## TASK DETAILS
Below is a set of records; print all of them exactly as written.

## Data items
(begin)
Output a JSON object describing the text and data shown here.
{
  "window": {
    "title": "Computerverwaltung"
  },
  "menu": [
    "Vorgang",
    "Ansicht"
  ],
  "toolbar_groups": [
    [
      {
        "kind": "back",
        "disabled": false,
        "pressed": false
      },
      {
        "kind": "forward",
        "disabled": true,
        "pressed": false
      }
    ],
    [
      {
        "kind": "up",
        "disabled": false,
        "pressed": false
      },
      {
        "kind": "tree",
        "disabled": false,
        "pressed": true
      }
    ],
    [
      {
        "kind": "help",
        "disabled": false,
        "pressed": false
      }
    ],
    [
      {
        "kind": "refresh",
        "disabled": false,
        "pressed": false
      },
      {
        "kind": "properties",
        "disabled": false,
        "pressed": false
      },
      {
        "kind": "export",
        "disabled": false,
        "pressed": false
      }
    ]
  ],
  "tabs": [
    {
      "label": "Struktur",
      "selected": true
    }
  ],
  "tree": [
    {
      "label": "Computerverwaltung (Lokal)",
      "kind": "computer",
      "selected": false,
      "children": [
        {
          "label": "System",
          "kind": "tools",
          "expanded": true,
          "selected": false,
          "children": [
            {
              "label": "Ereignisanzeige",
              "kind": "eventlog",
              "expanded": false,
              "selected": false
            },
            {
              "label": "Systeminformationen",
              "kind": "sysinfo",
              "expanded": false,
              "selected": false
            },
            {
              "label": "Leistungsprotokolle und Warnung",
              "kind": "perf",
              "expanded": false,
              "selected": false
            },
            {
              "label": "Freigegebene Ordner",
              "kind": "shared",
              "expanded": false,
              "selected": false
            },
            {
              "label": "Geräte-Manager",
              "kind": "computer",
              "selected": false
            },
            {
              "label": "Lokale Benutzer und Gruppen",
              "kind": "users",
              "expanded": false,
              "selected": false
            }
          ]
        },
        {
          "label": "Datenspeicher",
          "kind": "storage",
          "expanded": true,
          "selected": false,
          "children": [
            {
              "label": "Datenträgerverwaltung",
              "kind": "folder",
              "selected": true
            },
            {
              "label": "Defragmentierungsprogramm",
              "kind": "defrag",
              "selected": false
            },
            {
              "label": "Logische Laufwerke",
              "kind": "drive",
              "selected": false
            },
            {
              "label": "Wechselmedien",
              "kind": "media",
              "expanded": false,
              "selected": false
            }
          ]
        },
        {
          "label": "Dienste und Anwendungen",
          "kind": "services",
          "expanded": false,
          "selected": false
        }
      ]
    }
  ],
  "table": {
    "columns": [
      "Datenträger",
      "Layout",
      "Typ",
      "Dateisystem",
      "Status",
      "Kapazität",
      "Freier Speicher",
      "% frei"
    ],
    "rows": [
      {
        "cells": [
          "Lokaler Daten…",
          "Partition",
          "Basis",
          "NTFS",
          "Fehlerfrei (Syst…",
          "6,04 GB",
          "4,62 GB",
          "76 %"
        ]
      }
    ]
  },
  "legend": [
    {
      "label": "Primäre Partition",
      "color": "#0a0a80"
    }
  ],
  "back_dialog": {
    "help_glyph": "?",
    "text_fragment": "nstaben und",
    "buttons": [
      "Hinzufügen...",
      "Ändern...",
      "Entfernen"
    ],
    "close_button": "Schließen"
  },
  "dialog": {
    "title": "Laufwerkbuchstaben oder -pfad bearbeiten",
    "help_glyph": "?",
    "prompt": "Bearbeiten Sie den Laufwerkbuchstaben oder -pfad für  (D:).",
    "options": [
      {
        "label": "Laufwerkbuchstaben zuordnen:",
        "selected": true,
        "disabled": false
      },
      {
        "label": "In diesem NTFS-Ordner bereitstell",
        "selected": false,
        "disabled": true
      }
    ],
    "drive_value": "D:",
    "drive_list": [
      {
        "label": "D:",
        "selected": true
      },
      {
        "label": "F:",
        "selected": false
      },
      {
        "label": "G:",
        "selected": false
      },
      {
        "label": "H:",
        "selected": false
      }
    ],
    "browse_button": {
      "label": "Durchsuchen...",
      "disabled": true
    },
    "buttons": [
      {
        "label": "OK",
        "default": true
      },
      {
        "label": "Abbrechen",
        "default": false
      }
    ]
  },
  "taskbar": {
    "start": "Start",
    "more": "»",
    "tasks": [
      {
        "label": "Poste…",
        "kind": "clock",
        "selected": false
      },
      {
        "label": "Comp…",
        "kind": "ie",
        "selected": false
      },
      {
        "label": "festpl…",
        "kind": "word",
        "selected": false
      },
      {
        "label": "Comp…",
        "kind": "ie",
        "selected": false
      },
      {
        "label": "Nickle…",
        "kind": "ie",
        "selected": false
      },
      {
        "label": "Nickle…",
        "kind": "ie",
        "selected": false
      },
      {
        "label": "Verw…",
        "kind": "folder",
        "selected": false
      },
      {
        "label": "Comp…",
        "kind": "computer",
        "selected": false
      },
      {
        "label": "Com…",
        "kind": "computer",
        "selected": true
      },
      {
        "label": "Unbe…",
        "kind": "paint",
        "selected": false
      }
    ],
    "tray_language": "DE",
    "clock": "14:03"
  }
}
(end)
## ANSWER BELOW
Output a JSON object describing the text and data shown here.
{
  "window": {
    "title": "Computerverwaltung"
  },
  "menu": [
    "Vorgang",
    "Ansicht"
  ],
  "toolbar_groups": [
    [
      {
        "kind": "back",
        "disabled": false,
        "pressed": false
      },
      {
        "kind": "forward",
        "disabled": true,
        "pressed": false
      }
    ],
    [
      {
        "kind": "up",
        "disabled": false,
        "pressed": false
      },
      {
        "kind": "tree",
        "disabled": false,
        "pressed": true
      }
    ],
    [
      {
        "kind": "help",
        "disabled": false,
        "pressed": false
      }
    ],
    [
      {
        "kind": "refresh",
        "disabled": false,
        "pressed": false
      },
      {
        "kind": "properties",
        "disabled": false,
        "pressed": false
      },
      {
        "kind": "export",
        "disabled": false,
        "pressed": false
      }
    ]
  ],
  "tabs": [
    {
      "label": "Struktur",
      "selected": true
    }
  ],
  "tree": [
    {
      "label": "Computerverwaltung (Lokal)",
      "kind": "computer",
      "selected": false,
      "children": [
        {
          "label": "System",
          "kind": "tools",
          "expanded": true,
          "selected": false,
          "children": [
            {
              "label": "Ereignisanzeige",
              "kind": "eventlog",
              "expanded": false,
              "selected": false
            },
            {
              "label": "Systeminformationen",
              "kind": "sysinfo",
              "expanded": false,
              "selected": false
            },
            {
              "label": "Leistungsprotokolle und Warnung",
              "kind": "perf",
              "expanded": false,
              "selected": false
            },
            {
              "label": "Freigegebene Ordner",
              "kind": "shared",
              "expanded": false,
              "selected": false
            },
            {
              "label": "Geräte-Manager",
              "kind": "computer",
              "selected": false
            },
            {
              "label": "Lokale Benutzer und Gruppen",
              "kind": "users",
              "expanded": false,
              "selected": false
            }
          ]
        },
        {
          "label": "Datenspeicher",
          "kind": "storage",
          "expanded": true,
          "selected": false,
          "children": [
            {
              "label": "Datenträgerverwaltung",
              "kind": "folder",
              "selected": true
            },
            {
              "label": "Defragmentierungsprogramm",
              "kind": "defrag",
              "selected": false
            },
            {
              "label": "Logische Laufwerke",
              "kind": "drive",
              "selected": false
            },
            {
              "label": "Wechselmedien",
              "kind": "media",
              "expanded": false,
              "selected": false
            }
          ]
        },
        {
          "label": "Dienste und Anwendungen",
          "kind": "services",
          "expanded": false,
          "selected": false
        }
      ]
    }
  ],
  "table": {
    "columns": [
      "Datenträger",
      "Layout",
      "Typ",
      "Dateisystem",
      "Status",
      "Kapazität",
      "Freier Speicher",
      "% frei"
    ],
    "rows": [
      {
        "cells": [
          "Lokaler Daten…",
          "Partition",
          "Basis",
          "NTFS",
          "Fehlerfrei (Syst…",
          "6,04 GB",
          "4,62 GB",
          "76 %"
        ]
      }
    ]
  },
  "legend": [
    {
      "label": "Primäre Partition",
      "color": "#0a0a80"
    }
  ],
  "back_dialog": {
    "help_glyph": "?",
    "text_fragment": "nstaben und",
    "buttons": [
      "Hinzufügen...",
      "Ändern...",
      "Entfernen"
    ],
    "close_button": "Schließen"
  },
  "dialog": {
    "title": "Laufwerkbuchstaben oder -pfad bearbeiten",
    "help_glyph": "?",
    "prompt": "Bearbeiten Sie den Laufwerkbuchstaben oder -pfad für  (D:).",
    "options": [
      {
        "label": "Laufwerkbuchstaben zuordnen:",
        "selected": true,
        "disabled": false
      },
      {
        "label": "In diesem NTFS-Ordner bereitstell",
        "selected": false,
        "disabled": true
      }
    ],
    "drive_value": "D:",
    "drive_list": [
      {
        "label": "D:",
        "selected": true
      },
      {
        "label": "F:",
        "selected": false
      },
      {
        "label": "G:",
        "selected": false
      },
      {
        "label": "H:",
        "selected": false
      }
    ],
    "browse_button": {
      "label": "Durchsuchen...",
      "disabled": true
    },
    "buttons": [
      {
        "label": "OK",
        "default": true
      },
      {
        "label": "Abbrechen",
        "default": false
      }
    ]
  },
  "taskbar": {
    "start": "Start",
    "more": "»",
    "tasks": [
      {
        "label": "Poste…",
        "kind": "clock",
        "selected": false
      },
      {
        "label": "Comp…",
        "kind": "ie",
        "selected": false
      },
      {
        "label": "festpl…",
        "kind": "word",
        "selected": false
      },
      {
        "label": "Comp…",
        "kind": "ie",
        "selected": false
      },
      {
        "label": "Nickle…",
        "kind": "ie",
        "selected": false
      },
      {
        "label": "Nickle…",
        "kind": "ie",
        "selected": false
      },
      {
        "label": "Verw…",
        "kind": "folder",
        "selected": false
      },
      {
        "label": "Comp…",
        "kind": "computer",
        "selected": false
      },
      {
        "label": "Com…",
        "kind": "computer",
        "selected": true
      },
      {
        "label": "Unbe…",
        "kind": "paint",
        "selected": false
      }
    ],
    "tray_language": "DE",
    "clock": "14:03"
  }
}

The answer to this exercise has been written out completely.